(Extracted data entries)
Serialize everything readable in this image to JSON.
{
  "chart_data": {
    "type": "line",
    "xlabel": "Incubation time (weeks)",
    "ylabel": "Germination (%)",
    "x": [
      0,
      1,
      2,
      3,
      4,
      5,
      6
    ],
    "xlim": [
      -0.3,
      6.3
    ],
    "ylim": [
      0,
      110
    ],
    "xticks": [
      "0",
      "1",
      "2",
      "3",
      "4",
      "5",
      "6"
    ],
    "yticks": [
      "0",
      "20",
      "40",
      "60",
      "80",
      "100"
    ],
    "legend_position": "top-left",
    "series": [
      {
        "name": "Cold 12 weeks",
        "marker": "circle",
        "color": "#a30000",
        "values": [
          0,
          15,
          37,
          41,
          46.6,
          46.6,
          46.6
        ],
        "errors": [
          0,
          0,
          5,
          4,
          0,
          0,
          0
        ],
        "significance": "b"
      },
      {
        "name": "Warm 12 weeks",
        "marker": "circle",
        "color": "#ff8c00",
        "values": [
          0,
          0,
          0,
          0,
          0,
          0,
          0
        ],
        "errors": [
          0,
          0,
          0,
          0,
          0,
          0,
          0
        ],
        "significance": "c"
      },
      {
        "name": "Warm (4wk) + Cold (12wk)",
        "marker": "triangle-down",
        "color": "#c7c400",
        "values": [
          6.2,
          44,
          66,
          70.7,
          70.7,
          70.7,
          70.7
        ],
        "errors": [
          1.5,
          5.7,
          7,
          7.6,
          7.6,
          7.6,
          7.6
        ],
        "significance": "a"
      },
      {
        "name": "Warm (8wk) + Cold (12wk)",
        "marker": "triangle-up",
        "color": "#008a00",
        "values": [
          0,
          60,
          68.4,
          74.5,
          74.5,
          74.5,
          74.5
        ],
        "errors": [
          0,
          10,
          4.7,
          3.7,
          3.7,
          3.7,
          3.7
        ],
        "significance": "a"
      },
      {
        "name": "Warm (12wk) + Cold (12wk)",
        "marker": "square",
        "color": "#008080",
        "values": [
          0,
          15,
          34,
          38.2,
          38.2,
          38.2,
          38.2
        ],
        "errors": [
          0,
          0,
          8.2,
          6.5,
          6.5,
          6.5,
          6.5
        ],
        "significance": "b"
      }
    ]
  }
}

Job: Extract each line holding the word "Cold" from the records.

Complete output:
        "name": "Cold 12 weeks",
        "name": "Warm (4wk) + Cold (12wk)",
        "name": "Warm (8wk) + Cold (12wk)",
        "name": "Warm (12wk) + Cold (12wk)",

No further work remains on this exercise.